■ Exercise instructions
Arrange every line of the records below as a JSON list of strings, one string per line, omitting any blank lines.

■ Data supplied
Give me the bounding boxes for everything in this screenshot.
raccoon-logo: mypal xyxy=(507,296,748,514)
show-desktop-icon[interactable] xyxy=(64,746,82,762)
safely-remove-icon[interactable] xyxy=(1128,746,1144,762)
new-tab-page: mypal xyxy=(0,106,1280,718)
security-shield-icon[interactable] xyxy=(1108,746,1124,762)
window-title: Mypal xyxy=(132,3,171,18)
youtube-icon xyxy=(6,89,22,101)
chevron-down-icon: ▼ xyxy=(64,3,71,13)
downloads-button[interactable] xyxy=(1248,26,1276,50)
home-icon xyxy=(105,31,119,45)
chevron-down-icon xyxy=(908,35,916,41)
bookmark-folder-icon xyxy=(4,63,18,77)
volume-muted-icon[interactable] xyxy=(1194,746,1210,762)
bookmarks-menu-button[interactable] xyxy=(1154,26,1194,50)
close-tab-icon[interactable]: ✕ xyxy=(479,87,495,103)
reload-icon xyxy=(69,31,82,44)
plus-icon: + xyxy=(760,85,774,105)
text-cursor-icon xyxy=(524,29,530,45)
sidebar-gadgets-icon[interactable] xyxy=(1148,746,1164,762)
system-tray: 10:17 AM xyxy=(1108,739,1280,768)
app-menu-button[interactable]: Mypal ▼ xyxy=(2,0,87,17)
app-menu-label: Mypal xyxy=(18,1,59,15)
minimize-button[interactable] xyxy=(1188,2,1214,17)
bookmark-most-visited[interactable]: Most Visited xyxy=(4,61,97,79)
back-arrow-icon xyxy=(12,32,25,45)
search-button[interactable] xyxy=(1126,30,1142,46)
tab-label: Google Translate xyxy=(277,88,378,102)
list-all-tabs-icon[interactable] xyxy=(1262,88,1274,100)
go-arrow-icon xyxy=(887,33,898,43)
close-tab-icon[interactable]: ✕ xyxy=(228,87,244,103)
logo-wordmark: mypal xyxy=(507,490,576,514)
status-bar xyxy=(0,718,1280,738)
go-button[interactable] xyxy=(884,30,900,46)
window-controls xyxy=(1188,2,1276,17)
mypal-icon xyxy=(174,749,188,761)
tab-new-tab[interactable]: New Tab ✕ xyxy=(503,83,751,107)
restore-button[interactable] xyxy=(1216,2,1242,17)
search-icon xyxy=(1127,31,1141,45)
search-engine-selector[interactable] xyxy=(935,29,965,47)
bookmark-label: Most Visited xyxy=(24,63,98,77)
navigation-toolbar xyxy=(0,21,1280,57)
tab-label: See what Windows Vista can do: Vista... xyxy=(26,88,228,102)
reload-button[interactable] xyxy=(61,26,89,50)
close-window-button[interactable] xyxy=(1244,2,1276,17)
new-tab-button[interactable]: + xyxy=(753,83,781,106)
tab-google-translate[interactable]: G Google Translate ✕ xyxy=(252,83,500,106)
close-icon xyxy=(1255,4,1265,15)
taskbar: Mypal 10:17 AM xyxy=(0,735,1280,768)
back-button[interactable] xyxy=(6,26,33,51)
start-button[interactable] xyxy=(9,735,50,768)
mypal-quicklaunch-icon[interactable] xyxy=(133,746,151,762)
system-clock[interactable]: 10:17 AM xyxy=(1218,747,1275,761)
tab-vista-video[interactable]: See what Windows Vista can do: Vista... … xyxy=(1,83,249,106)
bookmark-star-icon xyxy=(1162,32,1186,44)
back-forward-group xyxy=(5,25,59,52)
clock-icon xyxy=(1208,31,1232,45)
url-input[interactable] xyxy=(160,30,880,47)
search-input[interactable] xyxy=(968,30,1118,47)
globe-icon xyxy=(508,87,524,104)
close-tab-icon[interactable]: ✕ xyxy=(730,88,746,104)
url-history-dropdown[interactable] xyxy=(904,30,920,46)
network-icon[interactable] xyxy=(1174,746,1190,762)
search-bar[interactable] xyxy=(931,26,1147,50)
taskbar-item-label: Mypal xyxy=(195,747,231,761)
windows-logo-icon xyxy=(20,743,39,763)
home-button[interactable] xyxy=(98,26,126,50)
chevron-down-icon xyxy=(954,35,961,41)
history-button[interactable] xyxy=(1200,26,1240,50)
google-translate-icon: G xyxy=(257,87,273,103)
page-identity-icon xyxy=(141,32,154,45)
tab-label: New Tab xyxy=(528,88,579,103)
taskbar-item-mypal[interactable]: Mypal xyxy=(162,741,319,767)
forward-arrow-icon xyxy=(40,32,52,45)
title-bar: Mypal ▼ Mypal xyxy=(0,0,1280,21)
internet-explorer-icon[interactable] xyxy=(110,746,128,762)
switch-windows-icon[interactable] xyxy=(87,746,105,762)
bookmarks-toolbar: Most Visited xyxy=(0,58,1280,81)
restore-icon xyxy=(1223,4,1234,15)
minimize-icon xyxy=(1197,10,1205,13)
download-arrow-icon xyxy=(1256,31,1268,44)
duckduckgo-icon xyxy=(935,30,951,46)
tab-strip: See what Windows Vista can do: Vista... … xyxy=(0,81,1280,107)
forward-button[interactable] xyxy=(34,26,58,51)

■ The answer
[
  "Give me the bounding boxes for everything in this screenshot.",
  "raccoon-logo: mypal xyxy=(507,296,748,514)",
  "show-desktop-icon[interactable] xyxy=(64,746,82,762)",
  "safely-remove-icon[interactable] xyxy=(1128,746,1144,762)",
  "new-tab-page: mypal xyxy=(0,106,1280,718)",
  "security-shield-icon[interactable] xyxy=(1108,746,1124,762)",
  "window-title: Mypal xyxy=(132,3,171,18)",
  "youtube-icon xyxy=(6,89,22,101)",
  "chevron-down-icon: ▼ xyxy=(64,3,71,13)",
  "downloads-button[interactable] xyxy=(1248,26,1276,50)",
  "home-icon xyxy=(105,31,119,45)",
  "chevron-down-icon xyxy=(908,35,916,41)",
  "bookmark-folder-icon xyxy=(4,63,18,77)",
  "volume-muted-icon[interactable] xyxy=(1194,746,1210,762)",
  "bookmarks-menu-button[interactable] xyxy=(1154,26,1194,50)",
  "close-tab-icon[interactable]: ✕ xyxy=(479,87,495,103)",
  "reload-icon xyxy=(69,31,82,44)",
  "plus-icon: + xyxy=(760,85,774,105)",
  "text-cursor-icon xyxy=(524,29,530,45)",
  "sidebar-gadgets-icon[interactable] xyxy=(1148,746,1164,762)",
  "system-tray: 10:17 AM xyxy=(1108,739,1280,768)",
  "app-menu-button[interactable]: Mypal ▼ xyxy=(2,0,87,17)",
  "app-menu-label: Mypal xyxy=(18,1,59,15)",
  "minimize-button[interactable] xyxy=(1188,2,1214,17)",
  "bookmark-most-visited[interactable]: Most Visited xyxy=(4,61,97,79)",
  "back-arrow-icon xyxy=(12,32,25,45)",
  "search-button[interactable] xyxy=(1126,30,1142,46)",
  "tab-label: Google Translate xyxy=(277,88,378,102)",
  "list-all-tabs-icon[interactable] xyxy=(1262,88,1274,100)",
  "go-arrow-icon xyxy=(887,33,898,43)",
  "close-tab-icon[interactable]: ✕ xyxy=(228,87,244,103)",
  "logo-wordmark: mypal xyxy=(507,490,576,514)",
  "status-bar xyxy=(0,718,1280,738)",
  "go-button[interactable] xyxy=(884,30,900,46)",
  "window-controls xyxy=(1188,2,1276,17)",
  "mypal-icon xyxy=(174,749,188,761)",
  "tab-new-tab[interactable]: New Tab ✕ xyxy=(503,83,751,107)",
  "restore-button[interactable] xyxy=(1216,2,1242,17)",
  "search-icon xyxy=(1127,31,1141,45)",
  "search-engine-selector[interactable] xyxy=(935,29,965,47)",
  "bookmark-label: Most Visited xyxy=(24,63,98,77)",
  "navigation-toolbar xyxy=(0,21,1280,57)",
  "tab-label: See what Windows Vista can do: Vista... xyxy=(26,88,228,102)",
  "reload-button[interactable] xyxy=(61,26,89,50)",
  "close-window-button[interactable] xyxy=(1244,2,1276,17)",
  "new-tab-button[interactable]: + xyxy=(753,83,781,106)",
  "tab-google-translate[interactable]: G Google Translate ✕ xyxy=(252,83,500,106)",
  "close-icon xyxy=(1255,4,1265,15)",
  "taskbar: Mypal 10:17 AM xyxy=(0,735,1280,768)",
  "back-button[interactable] xyxy=(6,26,33,51)",
  "start-button[interactable] xyxy=(9,735,50,768)",
  "mypal-quicklaunch-icon[interactable] xyxy=(133,746,151,762)",
  "system-clock[interactable]: 10:17 AM xyxy=(1218,747,1275,761)",
  "tab-vista-video[interactable]: See what Windows Vista can do: Vista... … xyxy=(1,83,249,106)",
  "bookmark-star-icon xyxy=(1162,32,1186,44)",
  "back-forward-group xyxy=(5,25,59,52)",
  "clock-icon xyxy=(1208,31,1232,45)",
  "url-input[interactable] xyxy=(160,30,880,47)",
  "search-input[interactable] xyxy=(968,30,1118,47)",
  "globe-icon xyxy=(508,87,524,104)",
  "close-tab-icon[interactable]: ✕ xyxy=(730,88,746,104)",
  "url-history-dropdown[interactable] xyxy=(904,30,920,46)",
  "network-icon[interactable] xyxy=(1174,746,1190,762)",
  "search-bar[interactable] xyxy=(931,26,1147,50)",
  "taskbar-item-label: Mypal xyxy=(195,747,231,761)",
  "windows-logo-icon xyxy=(20,743,39,763)",
  "home-button[interactable] xyxy=(98,26,126,50)",
  "chevron-down-icon xyxy=(954,35,961,41)",
  "history-button[interactable] xyxy=(1200,26,1240,50)",
  "google-translate-icon: G xyxy=(257,87,273,103)",
  "page-identity-icon xyxy=(141,32,154,45)",
  "tab-label: New Tab xyxy=(528,88,579,103)",
  "taskbar-item-mypal[interactable]: Mypal xyxy=(162,741,319,767)",
  "forward-arrow-icon xyxy=(40,32,52,45)",
  "title-bar: Mypal ▼ Mypal xyxy=(0,0,1280,21)",
  "internet-explorer-icon[interactable] xyxy=(110,746,128,762)",
  "switch-windows-icon[interactable] xyxy=(87,746,105,762)",
  "bookmarks-toolbar: Most Visited xyxy=(0,58,1280,81)",
  "restore-icon xyxy=(1223,4,1234,15)",
  "minimize-icon xyxy=(1197,10,1205,13)",
  "download-arrow-icon xyxy=(1256,31,1268,44)",
  "duckduckgo-icon xyxy=(935,30,951,46)",
  "tab-strip: See what Windows Vista can do: Vista... … xyxy=(0,81,1280,107)",
  "forward-button[interactable] xyxy=(34,26,58,51)"
]